*** RECORDS PROVIDED

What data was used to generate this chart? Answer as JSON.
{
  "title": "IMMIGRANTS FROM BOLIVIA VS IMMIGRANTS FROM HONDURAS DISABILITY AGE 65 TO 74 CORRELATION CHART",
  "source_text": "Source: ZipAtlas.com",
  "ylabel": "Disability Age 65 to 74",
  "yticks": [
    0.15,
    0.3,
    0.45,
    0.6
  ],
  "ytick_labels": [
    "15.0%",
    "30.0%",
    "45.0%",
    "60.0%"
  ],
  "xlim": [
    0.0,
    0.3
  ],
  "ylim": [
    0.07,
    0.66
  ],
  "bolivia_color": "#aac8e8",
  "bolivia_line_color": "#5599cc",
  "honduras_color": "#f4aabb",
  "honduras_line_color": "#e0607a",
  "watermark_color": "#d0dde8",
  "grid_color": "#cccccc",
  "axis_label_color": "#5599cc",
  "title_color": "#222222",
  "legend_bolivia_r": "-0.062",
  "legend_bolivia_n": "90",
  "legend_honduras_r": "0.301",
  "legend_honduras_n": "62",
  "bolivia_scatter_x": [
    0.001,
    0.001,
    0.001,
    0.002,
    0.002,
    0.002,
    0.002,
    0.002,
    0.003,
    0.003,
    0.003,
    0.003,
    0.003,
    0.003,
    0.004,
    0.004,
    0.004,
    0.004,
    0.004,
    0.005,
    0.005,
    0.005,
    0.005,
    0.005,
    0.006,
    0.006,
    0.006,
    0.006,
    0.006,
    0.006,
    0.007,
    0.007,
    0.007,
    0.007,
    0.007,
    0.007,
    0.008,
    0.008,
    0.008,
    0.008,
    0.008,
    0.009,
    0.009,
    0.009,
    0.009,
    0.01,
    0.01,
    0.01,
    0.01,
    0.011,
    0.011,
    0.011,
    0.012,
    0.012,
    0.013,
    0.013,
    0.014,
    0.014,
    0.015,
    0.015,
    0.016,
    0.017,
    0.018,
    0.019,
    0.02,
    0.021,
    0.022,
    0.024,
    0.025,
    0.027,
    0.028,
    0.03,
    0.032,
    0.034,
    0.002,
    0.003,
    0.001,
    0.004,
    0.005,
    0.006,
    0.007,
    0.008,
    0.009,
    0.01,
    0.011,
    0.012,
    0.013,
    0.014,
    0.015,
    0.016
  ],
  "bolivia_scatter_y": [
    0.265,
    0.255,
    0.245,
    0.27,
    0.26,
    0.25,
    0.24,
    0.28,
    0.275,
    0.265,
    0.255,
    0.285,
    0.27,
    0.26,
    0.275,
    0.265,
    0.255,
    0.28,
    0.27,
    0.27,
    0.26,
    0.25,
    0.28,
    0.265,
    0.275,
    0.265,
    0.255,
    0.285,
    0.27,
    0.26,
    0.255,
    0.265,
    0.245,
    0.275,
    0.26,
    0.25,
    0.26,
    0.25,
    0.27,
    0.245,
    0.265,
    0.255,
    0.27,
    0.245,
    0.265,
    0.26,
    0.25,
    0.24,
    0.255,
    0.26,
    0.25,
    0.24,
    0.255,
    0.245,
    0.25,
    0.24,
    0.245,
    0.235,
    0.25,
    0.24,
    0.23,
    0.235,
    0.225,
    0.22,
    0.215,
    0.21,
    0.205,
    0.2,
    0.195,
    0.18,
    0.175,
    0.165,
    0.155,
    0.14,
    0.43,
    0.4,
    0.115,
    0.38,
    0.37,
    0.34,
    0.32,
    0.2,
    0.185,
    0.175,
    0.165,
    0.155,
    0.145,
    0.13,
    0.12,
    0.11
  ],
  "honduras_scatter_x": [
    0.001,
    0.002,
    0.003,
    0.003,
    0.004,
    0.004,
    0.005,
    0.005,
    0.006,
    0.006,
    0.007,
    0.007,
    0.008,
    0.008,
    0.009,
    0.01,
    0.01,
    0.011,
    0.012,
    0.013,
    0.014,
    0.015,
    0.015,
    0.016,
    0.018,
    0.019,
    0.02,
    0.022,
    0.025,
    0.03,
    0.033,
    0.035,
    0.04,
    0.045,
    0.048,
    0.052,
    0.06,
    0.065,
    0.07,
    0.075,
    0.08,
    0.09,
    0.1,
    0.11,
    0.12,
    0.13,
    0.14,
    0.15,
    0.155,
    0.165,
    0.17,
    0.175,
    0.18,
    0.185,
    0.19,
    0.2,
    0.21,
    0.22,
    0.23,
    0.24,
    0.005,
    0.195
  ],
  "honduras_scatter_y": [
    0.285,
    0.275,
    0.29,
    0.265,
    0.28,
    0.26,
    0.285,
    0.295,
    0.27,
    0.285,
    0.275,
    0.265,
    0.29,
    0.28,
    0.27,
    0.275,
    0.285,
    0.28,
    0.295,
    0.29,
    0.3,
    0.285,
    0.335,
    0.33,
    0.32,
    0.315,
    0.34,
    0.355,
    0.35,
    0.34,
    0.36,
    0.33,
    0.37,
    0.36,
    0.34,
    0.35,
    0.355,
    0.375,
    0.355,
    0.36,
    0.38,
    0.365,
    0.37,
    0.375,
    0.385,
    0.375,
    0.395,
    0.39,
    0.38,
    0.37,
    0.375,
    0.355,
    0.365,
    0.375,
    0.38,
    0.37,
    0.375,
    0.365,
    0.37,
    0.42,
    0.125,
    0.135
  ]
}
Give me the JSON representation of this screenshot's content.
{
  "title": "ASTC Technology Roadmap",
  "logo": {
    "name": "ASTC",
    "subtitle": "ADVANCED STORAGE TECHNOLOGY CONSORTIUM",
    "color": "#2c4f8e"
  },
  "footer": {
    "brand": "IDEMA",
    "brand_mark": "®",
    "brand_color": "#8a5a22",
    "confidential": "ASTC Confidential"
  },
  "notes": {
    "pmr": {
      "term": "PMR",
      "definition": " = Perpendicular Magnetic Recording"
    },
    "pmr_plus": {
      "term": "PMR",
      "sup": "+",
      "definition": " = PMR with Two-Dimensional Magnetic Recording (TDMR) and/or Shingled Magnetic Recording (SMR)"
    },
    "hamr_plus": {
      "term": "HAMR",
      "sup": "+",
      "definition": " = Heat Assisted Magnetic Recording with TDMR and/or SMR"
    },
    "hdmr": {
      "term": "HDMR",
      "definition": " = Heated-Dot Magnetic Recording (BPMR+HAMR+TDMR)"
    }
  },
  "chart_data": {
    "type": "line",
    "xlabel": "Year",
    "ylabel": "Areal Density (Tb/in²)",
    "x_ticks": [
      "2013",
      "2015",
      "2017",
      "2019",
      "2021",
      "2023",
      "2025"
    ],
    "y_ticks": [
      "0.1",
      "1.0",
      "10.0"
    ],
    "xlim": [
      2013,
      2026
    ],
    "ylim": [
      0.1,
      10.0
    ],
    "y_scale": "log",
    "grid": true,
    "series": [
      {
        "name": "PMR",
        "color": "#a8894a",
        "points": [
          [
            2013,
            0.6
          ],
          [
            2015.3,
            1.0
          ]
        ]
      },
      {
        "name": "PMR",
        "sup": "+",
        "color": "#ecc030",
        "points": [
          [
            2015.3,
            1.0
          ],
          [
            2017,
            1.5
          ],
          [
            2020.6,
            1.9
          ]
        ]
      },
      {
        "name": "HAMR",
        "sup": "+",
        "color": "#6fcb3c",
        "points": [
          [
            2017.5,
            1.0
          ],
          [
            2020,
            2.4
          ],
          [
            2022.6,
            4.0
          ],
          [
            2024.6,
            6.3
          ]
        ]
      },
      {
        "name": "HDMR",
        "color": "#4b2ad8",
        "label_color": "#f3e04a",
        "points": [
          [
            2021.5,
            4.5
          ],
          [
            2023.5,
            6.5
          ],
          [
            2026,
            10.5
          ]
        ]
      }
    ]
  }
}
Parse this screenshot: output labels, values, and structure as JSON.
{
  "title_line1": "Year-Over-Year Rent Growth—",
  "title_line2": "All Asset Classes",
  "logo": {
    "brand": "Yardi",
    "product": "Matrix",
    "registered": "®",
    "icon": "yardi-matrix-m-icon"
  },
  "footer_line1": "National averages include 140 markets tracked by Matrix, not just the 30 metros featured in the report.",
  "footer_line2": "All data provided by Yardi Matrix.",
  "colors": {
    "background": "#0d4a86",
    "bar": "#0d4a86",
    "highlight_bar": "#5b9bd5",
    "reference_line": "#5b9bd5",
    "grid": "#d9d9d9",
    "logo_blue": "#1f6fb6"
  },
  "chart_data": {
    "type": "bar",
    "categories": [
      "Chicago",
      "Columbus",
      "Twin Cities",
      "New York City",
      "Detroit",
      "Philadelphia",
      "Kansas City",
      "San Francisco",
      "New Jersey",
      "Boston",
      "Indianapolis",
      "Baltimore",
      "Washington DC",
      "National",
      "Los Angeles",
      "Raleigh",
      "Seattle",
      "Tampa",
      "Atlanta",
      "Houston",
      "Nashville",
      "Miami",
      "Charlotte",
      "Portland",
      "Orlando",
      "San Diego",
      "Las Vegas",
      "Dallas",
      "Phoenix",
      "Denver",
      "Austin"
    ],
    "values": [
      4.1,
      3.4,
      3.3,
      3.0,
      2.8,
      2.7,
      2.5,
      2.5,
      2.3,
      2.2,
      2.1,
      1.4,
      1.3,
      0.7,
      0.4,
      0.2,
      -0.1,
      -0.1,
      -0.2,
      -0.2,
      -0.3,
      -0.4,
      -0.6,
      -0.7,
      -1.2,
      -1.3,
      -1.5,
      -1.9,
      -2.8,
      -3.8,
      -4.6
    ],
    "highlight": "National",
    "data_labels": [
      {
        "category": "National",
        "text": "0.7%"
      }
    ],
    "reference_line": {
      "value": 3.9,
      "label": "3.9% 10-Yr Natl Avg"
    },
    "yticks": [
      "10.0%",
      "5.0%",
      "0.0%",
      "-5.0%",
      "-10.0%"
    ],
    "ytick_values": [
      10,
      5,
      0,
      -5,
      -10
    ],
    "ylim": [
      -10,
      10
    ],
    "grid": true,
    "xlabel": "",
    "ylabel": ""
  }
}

******

GIVEN PROBLEM -> State how many lines above contain the string "Year", with no other words.

IN RESPONSE -> 2